_SET TASK 1_. In the thread on Python dictionaries, as of which Python version are dictionaries guaranteed to be ordered by insertion?

==== EXCERPT

List of dictionaries returning and printing different values

Question

For some implementation purpose, I have generated a list of dictionaries. I am providing a shorter version of the list here.

dicto = [ {'type': 'convolutional', 'batch_normalize': '1', 'filters': '128', 'size': '3', 'stride': '2', 'pad': '1', 'activation': 'leaky'}, {'type': 'convolutional', 'batch_normalize': '1', 'filters': '64', 'size': '1', 'stride': '1', 'pad': '1', 'activation': 'leaky'}]

Now ,if I print dicto..

print(dicto)

It prints the exact value, but if try to get the value of dicto , then it return some other values. If I run..

dicto

This value it returns..

  [{'activation': 'leaky',
  'batch_normalize': '1',
  'filters': '128',
  'pad': '1',
  'size': '3',
  'stride': '2',
  'type': 'convolutional'},
 {'activation': 'leaky',
  'batch_normalize': '1',
  'filters': '64',
  'pad': '1',
  'size': '1',
  'stride': '1',
  'type': 'convolutional'}]

I often use returning value and print alternatively(though it not might be generalized practice), and I also know that they often behave differently, specially for pandas dataframe. But it have never occurred to me that the returned value and printed valued is that much different. Besides it has even changed the serial of the list elements.

Can you please figure me out why this happens?

It is the same dictionary with just a different order of key-value pair. Take a closer look at it. — Dhaval Taunk, Jul 17 '20 at 05:33
`return` and `print` have **nothing to do with each other**. Likely, you are working *in a REPL*, like the default REPL, or an IPython REPL, in which case, whenever you evaluate an expression, it *prints* it automatically (a REPL is a *R*ead *E*valuate *P*rint *L*oop). It is quite imporant to understand the difference between printing and returning, again, they are **two completely different things**. I suspect you are using IPython, which pretty-prints various data structures, and that difference is confusing you. — juanpa.arrivillaga, Jul 17 '20 at 05:35
dictionaries are guaranteed to be ordered by insertion as of python 3.7. — Trenton McKinney, Jul 17 '20 at 06:30
Does this answer your question? [Are dictionaries ordered in Python 3.6+?](https://stackoverflow.com/questions/39980323/are-dictionaries-ordered-in-python-3-6) — Trenton McKinney, Jul 17 '20 at 06:33

Littin Rajan · Answer 1 · 2020-07-17T06:21:38.720

Actually both the result you got in 'print(dicto)' and 'dicto' are same as your input but it is order by the alphabetical order of 'keys'.

========
==== PROVIDED DATA

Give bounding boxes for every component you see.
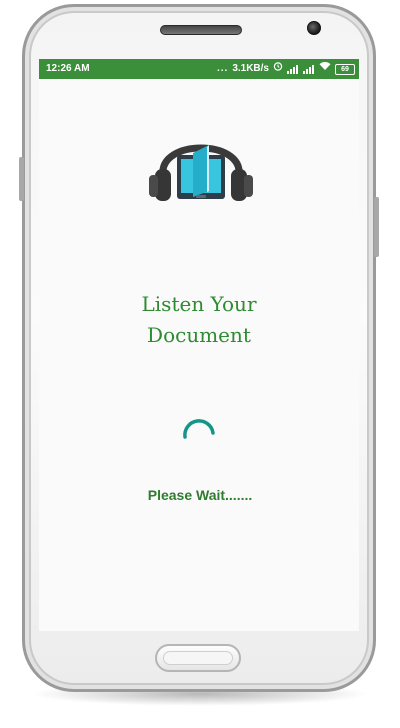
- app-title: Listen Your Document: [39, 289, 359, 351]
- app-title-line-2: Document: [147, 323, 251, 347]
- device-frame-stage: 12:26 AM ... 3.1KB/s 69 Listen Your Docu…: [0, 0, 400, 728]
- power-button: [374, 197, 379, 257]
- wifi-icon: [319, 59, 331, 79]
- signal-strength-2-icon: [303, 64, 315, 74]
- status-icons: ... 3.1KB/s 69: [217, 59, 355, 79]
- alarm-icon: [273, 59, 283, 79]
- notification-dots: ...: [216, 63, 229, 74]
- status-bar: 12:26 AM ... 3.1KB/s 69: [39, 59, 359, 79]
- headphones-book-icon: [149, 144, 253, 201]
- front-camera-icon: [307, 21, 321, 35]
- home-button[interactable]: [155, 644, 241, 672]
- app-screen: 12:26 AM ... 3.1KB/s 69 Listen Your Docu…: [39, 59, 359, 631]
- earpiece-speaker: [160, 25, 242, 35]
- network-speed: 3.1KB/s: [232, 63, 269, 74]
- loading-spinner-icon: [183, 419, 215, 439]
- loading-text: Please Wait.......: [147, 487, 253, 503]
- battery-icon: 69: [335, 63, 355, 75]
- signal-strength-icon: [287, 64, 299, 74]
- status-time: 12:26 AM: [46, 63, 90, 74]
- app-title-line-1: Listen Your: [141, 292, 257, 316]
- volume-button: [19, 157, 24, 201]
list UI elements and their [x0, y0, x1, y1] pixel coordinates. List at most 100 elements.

========

_SET TASK 2_. Copy the entries that follow the thread on Python dictionaries character for character, every line, and leave out the pictures.

_ANSWER 1_. Python 3.7

_ANSWER 2_.
Give bounding boxes for every component you see.
- app-title: Listen Your Document: [39, 289, 359, 351]
- app-title-line-2: Document: [147, 323, 251, 347]
- device-frame-stage: 12:26 AM ... 3.1KB/s 69 Listen Your Docu…: [0, 0, 400, 728]
- power-button: [374, 197, 379, 257]
- wifi-icon: [319, 59, 331, 79]
- signal-strength-2-icon: [303, 64, 315, 74]
- status-icons: ... 3.1KB/s 69: [217, 59, 355, 79]
- alarm-icon: [273, 59, 283, 79]
- notification-dots: ...: [216, 63, 229, 74]
- status-bar: 12:26 AM ... 3.1KB/s 69: [39, 59, 359, 79]
- headphones-book-icon: [149, 144, 253, 201]
- front-camera-icon: [307, 21, 321, 35]
- home-button[interactable]: [155, 644, 241, 672]
- app-screen: 12:26 AM ... 3.1KB/s 69 Listen Your Docu…: [39, 59, 359, 631]
- earpiece-speaker: [160, 25, 242, 35]
- network-speed: 3.1KB/s: [232, 63, 269, 74]
- loading-spinner-icon: [183, 419, 215, 439]
- loading-text: Please Wait.......: [147, 487, 253, 503]
- battery-icon: 69: [335, 63, 355, 75]
- signal-strength-icon: [287, 64, 299, 74]
- status-time: 12:26 AM: [46, 63, 90, 74]
- app-title-line-1: Listen Your: [141, 292, 257, 316]
- volume-button: [19, 157, 24, 201]
list UI elements and their [x0, y0, x1, y1] pixel coordinates. List at most 100 elements.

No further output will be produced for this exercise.